** start Records for the exercise **

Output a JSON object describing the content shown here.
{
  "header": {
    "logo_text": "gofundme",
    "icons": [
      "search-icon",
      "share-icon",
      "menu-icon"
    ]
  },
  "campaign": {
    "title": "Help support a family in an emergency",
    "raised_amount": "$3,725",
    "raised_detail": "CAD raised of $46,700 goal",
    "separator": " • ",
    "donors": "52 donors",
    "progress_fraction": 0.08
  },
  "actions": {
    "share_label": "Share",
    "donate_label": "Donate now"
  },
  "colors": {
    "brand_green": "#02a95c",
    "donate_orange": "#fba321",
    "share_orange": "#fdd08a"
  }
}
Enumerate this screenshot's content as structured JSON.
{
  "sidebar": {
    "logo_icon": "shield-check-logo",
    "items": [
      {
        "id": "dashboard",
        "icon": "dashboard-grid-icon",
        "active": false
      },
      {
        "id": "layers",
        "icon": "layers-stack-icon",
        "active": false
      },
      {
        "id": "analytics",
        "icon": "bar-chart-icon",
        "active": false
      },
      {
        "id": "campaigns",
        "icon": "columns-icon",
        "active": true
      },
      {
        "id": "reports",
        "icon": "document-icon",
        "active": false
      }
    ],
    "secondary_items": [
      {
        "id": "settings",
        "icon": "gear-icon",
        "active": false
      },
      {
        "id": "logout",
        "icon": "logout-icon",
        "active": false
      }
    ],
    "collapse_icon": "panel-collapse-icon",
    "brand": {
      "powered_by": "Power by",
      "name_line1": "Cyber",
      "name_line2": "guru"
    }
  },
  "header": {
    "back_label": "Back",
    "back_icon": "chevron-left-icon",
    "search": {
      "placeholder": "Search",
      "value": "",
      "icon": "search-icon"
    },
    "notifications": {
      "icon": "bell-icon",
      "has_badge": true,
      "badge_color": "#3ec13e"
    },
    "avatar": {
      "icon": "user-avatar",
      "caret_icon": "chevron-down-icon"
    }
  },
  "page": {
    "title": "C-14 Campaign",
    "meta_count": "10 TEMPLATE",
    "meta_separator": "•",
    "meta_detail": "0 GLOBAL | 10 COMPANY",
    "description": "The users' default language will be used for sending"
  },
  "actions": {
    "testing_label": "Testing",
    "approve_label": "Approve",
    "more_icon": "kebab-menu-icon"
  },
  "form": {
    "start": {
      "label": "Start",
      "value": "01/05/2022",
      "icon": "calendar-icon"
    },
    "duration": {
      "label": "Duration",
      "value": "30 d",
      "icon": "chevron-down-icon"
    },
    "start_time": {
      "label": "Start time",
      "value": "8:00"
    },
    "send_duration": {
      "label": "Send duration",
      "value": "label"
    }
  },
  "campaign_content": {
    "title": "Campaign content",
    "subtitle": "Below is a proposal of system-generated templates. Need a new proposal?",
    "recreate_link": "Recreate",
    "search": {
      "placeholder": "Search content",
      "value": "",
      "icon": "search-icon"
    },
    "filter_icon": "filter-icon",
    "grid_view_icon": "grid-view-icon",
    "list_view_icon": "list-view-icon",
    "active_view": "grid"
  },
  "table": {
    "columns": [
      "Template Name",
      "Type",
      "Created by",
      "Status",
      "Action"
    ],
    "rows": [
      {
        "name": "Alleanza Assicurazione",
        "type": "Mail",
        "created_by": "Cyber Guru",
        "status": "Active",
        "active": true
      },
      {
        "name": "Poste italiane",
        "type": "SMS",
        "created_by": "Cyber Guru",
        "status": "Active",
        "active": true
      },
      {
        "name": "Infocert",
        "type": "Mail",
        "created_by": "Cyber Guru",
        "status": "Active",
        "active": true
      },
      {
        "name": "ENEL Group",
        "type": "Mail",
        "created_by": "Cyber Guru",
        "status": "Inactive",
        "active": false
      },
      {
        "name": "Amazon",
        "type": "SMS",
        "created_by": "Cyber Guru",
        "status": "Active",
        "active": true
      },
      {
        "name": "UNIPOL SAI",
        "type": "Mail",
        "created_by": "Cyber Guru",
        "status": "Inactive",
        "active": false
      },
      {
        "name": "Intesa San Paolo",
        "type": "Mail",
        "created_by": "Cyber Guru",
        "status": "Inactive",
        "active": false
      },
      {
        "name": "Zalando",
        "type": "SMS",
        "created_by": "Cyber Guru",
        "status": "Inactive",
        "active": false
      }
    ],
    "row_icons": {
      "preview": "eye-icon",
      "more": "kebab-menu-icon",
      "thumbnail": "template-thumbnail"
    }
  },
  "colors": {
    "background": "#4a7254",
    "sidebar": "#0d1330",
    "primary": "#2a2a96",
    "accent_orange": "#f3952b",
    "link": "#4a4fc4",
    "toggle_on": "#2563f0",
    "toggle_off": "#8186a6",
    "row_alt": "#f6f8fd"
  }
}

** end Records for the exercise **

The exercise:
What number of lines in the records contain the word "value"? Answer with that number alone.

Answer to the exercise:
6